● **TASK INSTRUCTIONS**
Restate the material word for word and leave out anything that is a picture.

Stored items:
• • • • •

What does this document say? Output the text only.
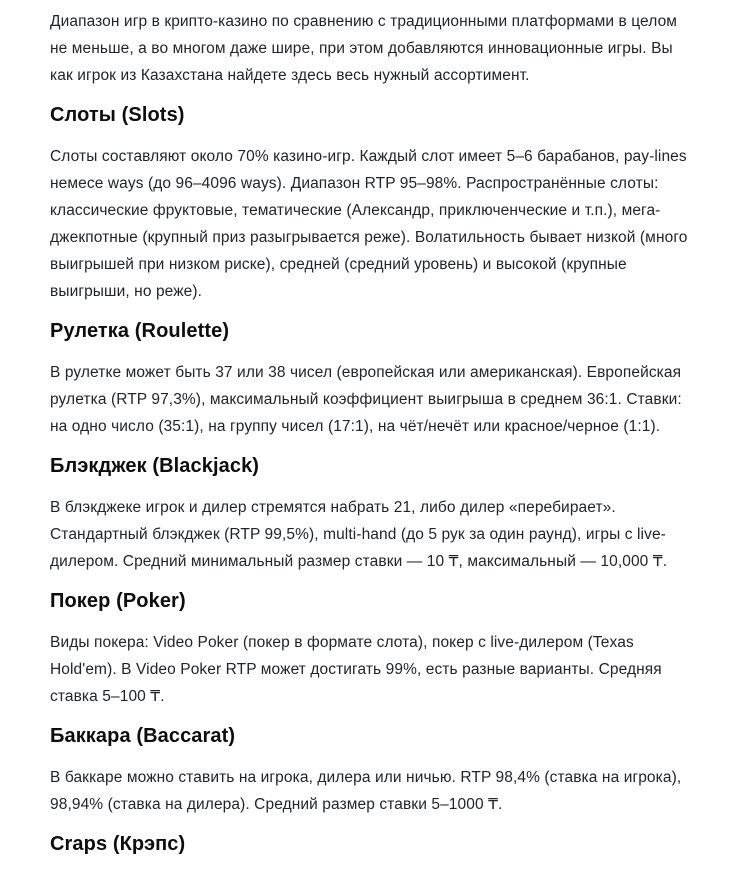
Диапазон игр в крипто-казино по сравнению с традиционными платформами в целом не меньше, а во многом даже шире, при этом добавляются инновационные игры. Вы как игрок из Казахстана найдете здесь весь нужный ассортимент.

Слоты (Slots)

Слоты составляют около 70% казино-игр. Каждый слот имеет 5–6 барабанов, pay-lines немесе ways (до 96–4096 ways). Диапазон RTP 95–98%. Распространённые слоты: классические фруктовые, тематические (Александр, приключенческие и т.п.), мега-джекпотные (крупный приз разыгрывается реже). Волатильность бывает низкой (много выигрышей при низком риске), средней (средний уровень) и высокой (крупные выигрыши, но реже).

Рулетка (Roulette)

В рулетке может быть 37 или 38 чисел (европейская или американская). Европейская рулетка (RTP 97,3%), максимальный коэффициент выигрыша в среднем 36:1. Ставки: на одно число (35:1), на группу чисел (17:1), на чёт/нечёт или красное/черное (1:1).

Блэкджек (Blackjack)

В блэкджеке игрок и дилер стремятся набрать 21, либо дилер «перебирает». Стандартный блэкджек (RTP 99,5%), multi-hand (до 5 рук за один раунд), игры с live-дилером. Средний минимальный размер ставки — 10 ₸, максимальный — 10,000 ₸.

Покер (Poker)

Виды покера: Video Poker (покер в формате слота), покер с live-дилером (Texas Hold'em). В Video Poker RTP может достигать 99%, есть разные варианты. Средняя ставка 5–100 ₸.

Баккара (Baccarat)

В баккаре можно ставить на игрока, дилера или ничью. RTP 98,4% (ставка на игрока), 98,94% (ставка на дилера). Средний размер ставки 5–1000 ₸.

Craps (Крэпс)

• • • • •

● **FINISHED TASK**
What does this document say? Output the text only.
Диапазон игр в крипто-казино по сравнению с традиционными платформами в целом не меньше, а во многом даже шире, при этом добавляются инновационные игры. Вы как игрок из Казахстана найдете здесь весь нужный ассортимент.

Слоты (Slots)

Слоты составляют около 70% казино-игр. Каждый слот имеет 5–6 барабанов, pay-lines немесе ways (до 96–4096 ways). Диапазон RTP 95–98%. Распространённые слоты: классические фруктовые, тематические (Александр, приключенческие и т.п.), мега-джекпотные (крупный приз разыгрывается реже). Волатильность бывает низкой (много выигрышей при низком риске), средней (средний уровень) и высокой (крупные выигрыши, но реже).

Рулетка (Roulette)

В рулетке может быть 37 или 38 чисел (европейская или американская). Европейская рулетка (RTP 97,3%), максимальный коэффициент выигрыша в среднем 36:1. Ставки: на одно число (35:1), на группу чисел (17:1), на чёт/нечёт или красное/черное (1:1).

Блэкджек (Blackjack)

В блэкджеке игрок и дилер стремятся набрать 21, либо дилер «перебирает». Стандартный блэкджек (RTP 99,5%), multi-hand (до 5 рук за один раунд), игры с live-дилером. Средний минимальный размер ставки — 10 ₸, максимальный — 10,000 ₸.

Покер (Poker)

Виды покера: Video Poker (покер в формате слота), покер с live-дилером (Texas Hold'em). В Video Poker RTP может достигать 99%, есть разные варианты. Средняя ставка 5–100 ₸.

Баккара (Baccarat)

В баккаре можно ставить на игрока, дилера или ничью. RTP 98,4% (ставка на игрока), 98,94% (ставка на дилера). Средний размер ставки 5–1000 ₸.

Craps (Крэпс)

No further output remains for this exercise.